### Stated goal
Reproduce the complete listing without any deviation.

### Records provided
[start]
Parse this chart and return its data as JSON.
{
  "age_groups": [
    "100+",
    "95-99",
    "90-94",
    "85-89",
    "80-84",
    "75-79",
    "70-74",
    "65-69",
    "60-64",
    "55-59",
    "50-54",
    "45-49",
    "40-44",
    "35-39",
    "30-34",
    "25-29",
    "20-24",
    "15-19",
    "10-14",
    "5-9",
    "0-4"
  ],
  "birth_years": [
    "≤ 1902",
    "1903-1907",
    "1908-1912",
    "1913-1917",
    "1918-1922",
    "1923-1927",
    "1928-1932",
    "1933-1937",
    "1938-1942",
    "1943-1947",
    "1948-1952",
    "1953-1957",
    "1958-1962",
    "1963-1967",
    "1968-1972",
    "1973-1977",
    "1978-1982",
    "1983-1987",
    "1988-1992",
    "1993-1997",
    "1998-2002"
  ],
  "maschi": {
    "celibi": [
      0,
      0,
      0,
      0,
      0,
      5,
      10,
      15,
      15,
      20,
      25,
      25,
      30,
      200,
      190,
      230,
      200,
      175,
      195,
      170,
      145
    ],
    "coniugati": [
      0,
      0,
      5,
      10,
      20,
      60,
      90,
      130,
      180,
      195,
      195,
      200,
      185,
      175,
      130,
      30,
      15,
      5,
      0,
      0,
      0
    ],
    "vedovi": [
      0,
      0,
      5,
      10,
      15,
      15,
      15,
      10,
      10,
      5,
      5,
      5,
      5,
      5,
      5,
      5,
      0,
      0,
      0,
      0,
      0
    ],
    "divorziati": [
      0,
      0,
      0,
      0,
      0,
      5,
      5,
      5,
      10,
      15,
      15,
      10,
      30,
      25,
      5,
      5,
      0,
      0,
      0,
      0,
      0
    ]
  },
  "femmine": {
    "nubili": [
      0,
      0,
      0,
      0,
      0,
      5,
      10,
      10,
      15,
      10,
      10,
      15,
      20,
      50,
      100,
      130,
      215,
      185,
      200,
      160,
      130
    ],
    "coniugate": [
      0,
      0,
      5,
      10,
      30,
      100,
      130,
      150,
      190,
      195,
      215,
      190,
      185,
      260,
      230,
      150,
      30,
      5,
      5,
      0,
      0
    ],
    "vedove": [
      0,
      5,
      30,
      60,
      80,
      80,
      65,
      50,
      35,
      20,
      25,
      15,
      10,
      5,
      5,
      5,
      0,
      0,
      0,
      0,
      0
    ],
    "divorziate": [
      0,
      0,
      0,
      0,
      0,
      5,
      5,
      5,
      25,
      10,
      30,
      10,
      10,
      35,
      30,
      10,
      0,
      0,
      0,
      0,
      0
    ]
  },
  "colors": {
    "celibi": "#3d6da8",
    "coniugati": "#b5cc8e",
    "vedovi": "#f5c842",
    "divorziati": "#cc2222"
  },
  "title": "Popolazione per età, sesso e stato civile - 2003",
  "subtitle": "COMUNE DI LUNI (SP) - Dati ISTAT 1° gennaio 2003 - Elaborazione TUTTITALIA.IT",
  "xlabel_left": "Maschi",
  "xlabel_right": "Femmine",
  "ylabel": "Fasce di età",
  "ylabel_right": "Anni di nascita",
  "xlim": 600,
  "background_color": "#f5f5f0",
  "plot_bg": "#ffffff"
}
[end]
### Exercise result
Parse this chart and return its data as JSON.
{
  "age_groups": [
    "100+",
    "95-99",
    "90-94",
    "85-89",
    "80-84",
    "75-79",
    "70-74",
    "65-69",
    "60-64",
    "55-59",
    "50-54",
    "45-49",
    "40-44",
    "35-39",
    "30-34",
    "25-29",
    "20-24",
    "15-19",
    "10-14",
    "5-9",
    "0-4"
  ],
  "birth_years": [
    "≤ 1902",
    "1903-1907",
    "1908-1912",
    "1913-1917",
    "1918-1922",
    "1923-1927",
    "1928-1932",
    "1933-1937",
    "1938-1942",
    "1943-1947",
    "1948-1952",
    "1953-1957",
    "1958-1962",
    "1963-1967",
    "1968-1972",
    "1973-1977",
    "1978-1982",
    "1983-1987",
    "1988-1992",
    "1993-1997",
    "1998-2002"
  ],
  "maschi": {
    "celibi": [
      0,
      0,
      0,
      0,
      0,
      5,
      10,
      15,
      15,
      20,
      25,
      25,
      30,
      200,
      190,
      230,
      200,
      175,
      195,
      170,
      145
    ],
    "coniugati": [
      0,
      0,
      5,
      10,
      20,
      60,
      90,
      130,
      180,
      195,
      195,
      200,
      185,
      175,
      130,
      30,
      15,
      5,
      0,
      0,
      0
    ],
    "vedovi": [
      0,
      0,
      5,
      10,
      15,
      15,
      15,
      10,
      10,
      5,
      5,
      5,
      5,
      5,
      5,
      5,
      0,
      0,
      0,
      0,
      0
    ],
    "divorziati": [
      0,
      0,
      0,
      0,
      0,
      5,
      5,
      5,
      10,
      15,
      15,
      10,
      30,
      25,
      5,
      5,
      0,
      0,
      0,
      0,
      0
    ]
  },
  "femmine": {
    "nubili": [
      0,
      0,
      0,
      0,
      0,
      5,
      10,
      10,
      15,
      10,
      10,
      15,
      20,
      50,
      100,
      130,
      215,
      185,
      200,
      160,
      130
    ],
    "coniugate": [
      0,
      0,
      5,
      10,
      30,
      100,
      130,
      150,
      190,
      195,
      215,
      190,
      185,
      260,
      230,
      150,
      30,
      5,
      5,
      0,
      0
    ],
    "vedove": [
      0,
      5,
      30,
      60,
      80,
      80,
      65,
      50,
      35,
      20,
      25,
      15,
      10,
      5,
      5,
      5,
      0,
      0,
      0,
      0,
      0
    ],
    "divorziate": [
      0,
      0,
      0,
      0,
      0,
      5,
      5,
      5,
      25,
      10,
      30,
      10,
      10,
      35,
      30,
      10,
      0,
      0,
      0,
      0,
      0
    ]
  },
  "colors": {
    "celibi": "#3d6da8",
    "coniugati": "#b5cc8e",
    "vedovi": "#f5c842",
    "divorziati": "#cc2222"
  },
  "title": "Popolazione per età, sesso e stato civile - 2003",
  "subtitle": "COMUNE DI LUNI (SP) - Dati ISTAT 1° gennaio 2003 - Elaborazione TUTTITALIA.IT",
  "xlabel_left": "Maschi",
  "xlabel_right": "Femmine",
  "ylabel": "Fasce di età",
  "ylabel_right": "Anni di nascita",
  "xlim": 600,
  "background_color": "#f5f5f0",
  "plot_bg": "#ffffff"
}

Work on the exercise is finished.